STATED EXERCISE:
Narrow the data below down to the lines containing "reading".

DATA IN THIS EXERCISE:
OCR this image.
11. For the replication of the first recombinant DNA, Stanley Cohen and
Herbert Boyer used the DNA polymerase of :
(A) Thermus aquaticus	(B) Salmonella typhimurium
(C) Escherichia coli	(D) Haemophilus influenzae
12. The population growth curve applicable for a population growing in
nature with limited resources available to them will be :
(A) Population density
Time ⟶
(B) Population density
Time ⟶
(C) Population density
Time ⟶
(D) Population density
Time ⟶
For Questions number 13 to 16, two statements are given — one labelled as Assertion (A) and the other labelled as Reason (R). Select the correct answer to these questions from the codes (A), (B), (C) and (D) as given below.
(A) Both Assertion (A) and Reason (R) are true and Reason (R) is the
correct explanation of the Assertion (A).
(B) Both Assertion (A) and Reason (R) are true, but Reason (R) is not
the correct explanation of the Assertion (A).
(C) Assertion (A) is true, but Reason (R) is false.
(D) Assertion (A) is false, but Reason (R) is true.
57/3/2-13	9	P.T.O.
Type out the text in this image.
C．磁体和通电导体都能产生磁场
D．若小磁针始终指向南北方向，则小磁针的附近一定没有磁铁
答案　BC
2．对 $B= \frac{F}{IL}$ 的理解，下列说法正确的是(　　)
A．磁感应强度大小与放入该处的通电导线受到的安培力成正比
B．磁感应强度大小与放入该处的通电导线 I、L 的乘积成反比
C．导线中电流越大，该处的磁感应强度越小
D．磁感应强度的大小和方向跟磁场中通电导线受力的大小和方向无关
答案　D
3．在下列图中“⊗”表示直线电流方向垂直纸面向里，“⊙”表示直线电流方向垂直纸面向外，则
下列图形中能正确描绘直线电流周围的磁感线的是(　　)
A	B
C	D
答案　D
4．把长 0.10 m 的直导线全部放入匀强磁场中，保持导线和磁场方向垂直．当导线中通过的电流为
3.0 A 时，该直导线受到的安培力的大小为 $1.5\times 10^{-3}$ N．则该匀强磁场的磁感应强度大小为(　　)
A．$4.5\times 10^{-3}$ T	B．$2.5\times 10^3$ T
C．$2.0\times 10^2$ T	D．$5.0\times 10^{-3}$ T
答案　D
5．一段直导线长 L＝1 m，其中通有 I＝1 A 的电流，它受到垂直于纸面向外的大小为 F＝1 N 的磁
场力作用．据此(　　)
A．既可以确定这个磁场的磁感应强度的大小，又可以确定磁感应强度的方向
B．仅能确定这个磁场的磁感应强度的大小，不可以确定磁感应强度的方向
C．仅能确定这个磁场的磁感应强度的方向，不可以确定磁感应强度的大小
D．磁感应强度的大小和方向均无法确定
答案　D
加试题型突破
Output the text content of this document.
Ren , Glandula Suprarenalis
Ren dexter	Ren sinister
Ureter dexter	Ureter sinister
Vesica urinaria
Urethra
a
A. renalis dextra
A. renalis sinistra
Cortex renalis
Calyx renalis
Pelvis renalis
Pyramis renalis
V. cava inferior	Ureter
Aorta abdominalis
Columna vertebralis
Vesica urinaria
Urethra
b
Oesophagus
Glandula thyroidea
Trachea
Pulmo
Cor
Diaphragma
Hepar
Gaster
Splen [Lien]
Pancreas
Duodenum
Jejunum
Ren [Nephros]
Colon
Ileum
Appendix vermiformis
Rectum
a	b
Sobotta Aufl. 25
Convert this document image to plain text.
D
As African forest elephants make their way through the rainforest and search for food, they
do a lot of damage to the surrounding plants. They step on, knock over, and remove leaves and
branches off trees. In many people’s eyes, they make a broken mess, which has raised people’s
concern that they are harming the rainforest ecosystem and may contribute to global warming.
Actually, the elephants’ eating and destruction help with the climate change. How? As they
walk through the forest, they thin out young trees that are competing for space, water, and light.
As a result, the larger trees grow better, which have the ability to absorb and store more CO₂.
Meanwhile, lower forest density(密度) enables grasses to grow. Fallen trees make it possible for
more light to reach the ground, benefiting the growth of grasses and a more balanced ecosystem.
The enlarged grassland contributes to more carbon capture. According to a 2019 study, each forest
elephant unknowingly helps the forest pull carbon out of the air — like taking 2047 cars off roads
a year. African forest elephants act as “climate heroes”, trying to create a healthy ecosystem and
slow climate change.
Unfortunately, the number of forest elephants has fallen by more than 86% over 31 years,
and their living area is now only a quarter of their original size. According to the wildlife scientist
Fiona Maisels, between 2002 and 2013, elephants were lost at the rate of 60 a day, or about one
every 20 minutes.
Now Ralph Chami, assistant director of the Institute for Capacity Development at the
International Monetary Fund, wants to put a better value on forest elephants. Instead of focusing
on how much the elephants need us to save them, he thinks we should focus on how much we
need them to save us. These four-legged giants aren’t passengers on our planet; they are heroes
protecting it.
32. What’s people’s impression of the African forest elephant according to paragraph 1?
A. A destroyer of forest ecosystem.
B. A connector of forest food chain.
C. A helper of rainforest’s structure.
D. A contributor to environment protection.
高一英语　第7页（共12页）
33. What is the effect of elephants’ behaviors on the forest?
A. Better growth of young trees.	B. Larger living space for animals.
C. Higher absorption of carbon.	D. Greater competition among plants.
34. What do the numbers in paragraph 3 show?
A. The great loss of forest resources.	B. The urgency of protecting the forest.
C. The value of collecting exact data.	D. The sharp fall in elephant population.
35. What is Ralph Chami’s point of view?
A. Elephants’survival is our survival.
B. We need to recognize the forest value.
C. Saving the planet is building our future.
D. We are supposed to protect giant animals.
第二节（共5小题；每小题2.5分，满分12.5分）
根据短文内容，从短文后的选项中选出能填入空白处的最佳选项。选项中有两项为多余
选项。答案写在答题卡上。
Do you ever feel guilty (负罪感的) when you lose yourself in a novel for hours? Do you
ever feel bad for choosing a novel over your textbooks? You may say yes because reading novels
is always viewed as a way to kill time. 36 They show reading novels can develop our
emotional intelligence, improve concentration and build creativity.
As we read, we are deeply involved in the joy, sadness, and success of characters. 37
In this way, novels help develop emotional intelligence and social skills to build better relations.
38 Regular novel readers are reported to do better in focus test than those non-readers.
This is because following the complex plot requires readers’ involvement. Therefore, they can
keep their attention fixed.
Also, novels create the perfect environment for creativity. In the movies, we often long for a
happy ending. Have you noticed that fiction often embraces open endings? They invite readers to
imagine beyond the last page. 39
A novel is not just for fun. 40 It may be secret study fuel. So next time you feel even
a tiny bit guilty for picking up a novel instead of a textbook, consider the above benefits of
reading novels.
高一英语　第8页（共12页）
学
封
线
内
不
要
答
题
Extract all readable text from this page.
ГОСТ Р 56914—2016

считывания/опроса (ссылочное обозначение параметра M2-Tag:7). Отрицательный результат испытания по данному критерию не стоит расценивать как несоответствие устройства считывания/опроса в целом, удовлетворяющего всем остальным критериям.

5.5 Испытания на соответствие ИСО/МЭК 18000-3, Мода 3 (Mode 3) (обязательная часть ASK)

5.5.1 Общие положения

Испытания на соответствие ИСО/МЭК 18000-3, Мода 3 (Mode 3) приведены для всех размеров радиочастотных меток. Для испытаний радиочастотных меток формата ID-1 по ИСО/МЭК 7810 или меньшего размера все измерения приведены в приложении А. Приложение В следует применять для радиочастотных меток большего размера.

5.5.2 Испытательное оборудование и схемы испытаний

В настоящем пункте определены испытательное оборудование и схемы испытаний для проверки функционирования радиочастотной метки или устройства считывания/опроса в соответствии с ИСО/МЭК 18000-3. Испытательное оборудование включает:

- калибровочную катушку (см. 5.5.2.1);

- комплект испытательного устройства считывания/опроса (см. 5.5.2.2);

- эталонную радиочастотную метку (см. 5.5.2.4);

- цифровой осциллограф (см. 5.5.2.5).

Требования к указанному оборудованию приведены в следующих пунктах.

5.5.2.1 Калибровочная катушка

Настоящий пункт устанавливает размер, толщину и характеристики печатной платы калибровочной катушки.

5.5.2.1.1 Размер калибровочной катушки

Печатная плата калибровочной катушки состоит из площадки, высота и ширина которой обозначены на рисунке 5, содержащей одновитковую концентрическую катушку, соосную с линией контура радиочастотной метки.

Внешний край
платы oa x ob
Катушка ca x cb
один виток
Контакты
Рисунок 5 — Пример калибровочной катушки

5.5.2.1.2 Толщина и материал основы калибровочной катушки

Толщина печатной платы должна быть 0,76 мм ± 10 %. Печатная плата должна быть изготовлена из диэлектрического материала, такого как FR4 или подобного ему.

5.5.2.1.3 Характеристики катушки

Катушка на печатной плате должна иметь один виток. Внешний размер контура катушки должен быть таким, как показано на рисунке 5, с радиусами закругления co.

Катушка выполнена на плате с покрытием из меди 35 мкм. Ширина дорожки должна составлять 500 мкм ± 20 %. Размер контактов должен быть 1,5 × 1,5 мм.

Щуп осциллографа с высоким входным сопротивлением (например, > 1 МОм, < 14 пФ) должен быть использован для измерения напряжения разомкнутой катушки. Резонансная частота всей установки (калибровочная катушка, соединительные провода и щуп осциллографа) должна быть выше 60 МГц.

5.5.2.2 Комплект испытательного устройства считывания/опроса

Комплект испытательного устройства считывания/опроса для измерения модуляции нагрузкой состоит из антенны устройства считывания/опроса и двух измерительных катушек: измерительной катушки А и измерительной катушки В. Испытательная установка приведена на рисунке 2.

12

ANSWER TO THIS EXERCISE:
ever feel bad for choosing a novel over your textbooks? You may say yes because reading novels
is always viewed as a way to kill time. 36 They show reading novels can develop our
reading novels.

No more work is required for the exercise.